* [Task instructions]
Count how many lines of the data include "использования". The answer is that number and nothing else.

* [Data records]
*-*-*

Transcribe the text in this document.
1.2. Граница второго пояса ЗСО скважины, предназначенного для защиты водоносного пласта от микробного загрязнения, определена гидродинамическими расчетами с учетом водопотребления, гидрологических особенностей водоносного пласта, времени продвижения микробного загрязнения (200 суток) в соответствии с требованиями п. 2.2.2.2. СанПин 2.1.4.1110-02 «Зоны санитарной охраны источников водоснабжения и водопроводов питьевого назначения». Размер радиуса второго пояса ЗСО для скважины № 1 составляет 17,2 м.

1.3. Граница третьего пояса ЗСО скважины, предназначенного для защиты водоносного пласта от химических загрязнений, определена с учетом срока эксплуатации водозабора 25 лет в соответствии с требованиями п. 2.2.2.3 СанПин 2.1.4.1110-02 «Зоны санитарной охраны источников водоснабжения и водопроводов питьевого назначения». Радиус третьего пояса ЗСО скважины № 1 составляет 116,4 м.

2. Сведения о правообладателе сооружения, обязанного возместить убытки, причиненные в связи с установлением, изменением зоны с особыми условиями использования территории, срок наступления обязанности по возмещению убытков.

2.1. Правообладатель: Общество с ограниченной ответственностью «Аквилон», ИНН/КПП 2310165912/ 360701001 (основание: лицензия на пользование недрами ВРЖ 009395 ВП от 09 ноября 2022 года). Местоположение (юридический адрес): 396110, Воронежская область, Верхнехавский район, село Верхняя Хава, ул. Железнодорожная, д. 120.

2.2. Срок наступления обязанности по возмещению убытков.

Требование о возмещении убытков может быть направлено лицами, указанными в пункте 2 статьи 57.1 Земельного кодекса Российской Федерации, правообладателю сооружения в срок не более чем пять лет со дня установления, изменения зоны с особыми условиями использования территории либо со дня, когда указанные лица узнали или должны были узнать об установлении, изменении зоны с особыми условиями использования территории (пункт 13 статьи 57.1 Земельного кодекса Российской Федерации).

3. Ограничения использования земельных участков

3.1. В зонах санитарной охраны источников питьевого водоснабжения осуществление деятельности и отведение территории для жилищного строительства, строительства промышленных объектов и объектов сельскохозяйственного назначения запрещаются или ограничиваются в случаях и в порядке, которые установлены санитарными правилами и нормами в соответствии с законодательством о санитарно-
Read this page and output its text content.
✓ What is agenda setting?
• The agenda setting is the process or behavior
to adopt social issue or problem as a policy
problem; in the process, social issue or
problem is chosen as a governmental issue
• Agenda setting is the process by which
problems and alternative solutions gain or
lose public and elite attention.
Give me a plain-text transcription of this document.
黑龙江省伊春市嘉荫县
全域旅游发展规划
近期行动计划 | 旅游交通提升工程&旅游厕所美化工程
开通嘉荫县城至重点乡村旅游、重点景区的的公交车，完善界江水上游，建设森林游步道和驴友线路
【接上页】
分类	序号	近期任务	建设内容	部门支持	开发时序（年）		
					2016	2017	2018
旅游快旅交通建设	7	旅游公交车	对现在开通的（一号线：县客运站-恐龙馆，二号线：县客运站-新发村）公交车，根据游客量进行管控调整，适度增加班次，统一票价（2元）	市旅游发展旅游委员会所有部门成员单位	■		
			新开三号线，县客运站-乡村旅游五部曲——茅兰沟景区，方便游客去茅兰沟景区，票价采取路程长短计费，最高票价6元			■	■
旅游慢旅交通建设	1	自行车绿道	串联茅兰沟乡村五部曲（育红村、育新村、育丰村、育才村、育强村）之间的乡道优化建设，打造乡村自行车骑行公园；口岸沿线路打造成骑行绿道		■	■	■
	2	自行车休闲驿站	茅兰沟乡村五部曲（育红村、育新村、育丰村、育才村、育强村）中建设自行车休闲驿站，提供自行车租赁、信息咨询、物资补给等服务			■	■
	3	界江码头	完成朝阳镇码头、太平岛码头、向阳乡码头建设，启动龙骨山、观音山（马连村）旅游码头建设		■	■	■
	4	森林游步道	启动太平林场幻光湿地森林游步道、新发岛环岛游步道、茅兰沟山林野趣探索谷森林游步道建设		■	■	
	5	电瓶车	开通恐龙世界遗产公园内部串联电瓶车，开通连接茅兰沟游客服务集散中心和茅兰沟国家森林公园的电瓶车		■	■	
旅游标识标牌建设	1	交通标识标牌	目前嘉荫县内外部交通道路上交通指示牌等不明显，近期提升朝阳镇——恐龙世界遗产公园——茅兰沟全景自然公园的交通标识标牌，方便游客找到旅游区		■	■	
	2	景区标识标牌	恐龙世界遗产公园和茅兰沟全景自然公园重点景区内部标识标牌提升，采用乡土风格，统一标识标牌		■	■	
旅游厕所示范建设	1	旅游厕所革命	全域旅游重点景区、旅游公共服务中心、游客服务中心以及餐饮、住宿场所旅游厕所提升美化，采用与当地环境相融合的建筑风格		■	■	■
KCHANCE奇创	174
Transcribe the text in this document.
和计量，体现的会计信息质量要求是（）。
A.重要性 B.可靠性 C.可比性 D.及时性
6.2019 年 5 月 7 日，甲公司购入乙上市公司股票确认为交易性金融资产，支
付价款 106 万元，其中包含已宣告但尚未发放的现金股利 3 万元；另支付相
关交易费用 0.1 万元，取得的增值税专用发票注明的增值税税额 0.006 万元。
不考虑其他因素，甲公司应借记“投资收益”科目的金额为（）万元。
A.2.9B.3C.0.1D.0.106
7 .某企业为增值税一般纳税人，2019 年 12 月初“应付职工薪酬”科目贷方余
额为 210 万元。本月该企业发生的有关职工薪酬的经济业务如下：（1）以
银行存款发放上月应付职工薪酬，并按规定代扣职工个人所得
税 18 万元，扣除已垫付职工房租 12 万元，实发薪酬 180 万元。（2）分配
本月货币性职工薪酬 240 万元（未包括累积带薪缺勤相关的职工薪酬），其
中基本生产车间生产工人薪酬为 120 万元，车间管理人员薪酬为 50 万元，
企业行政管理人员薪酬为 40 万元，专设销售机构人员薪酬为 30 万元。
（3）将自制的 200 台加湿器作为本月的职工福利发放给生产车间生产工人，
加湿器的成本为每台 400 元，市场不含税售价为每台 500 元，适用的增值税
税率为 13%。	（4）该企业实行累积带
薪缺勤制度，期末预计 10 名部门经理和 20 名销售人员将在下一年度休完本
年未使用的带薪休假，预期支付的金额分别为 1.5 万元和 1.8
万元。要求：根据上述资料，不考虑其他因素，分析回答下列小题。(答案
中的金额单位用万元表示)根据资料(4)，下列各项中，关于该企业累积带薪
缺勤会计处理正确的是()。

*-*-*

* [Result for this exercise]
3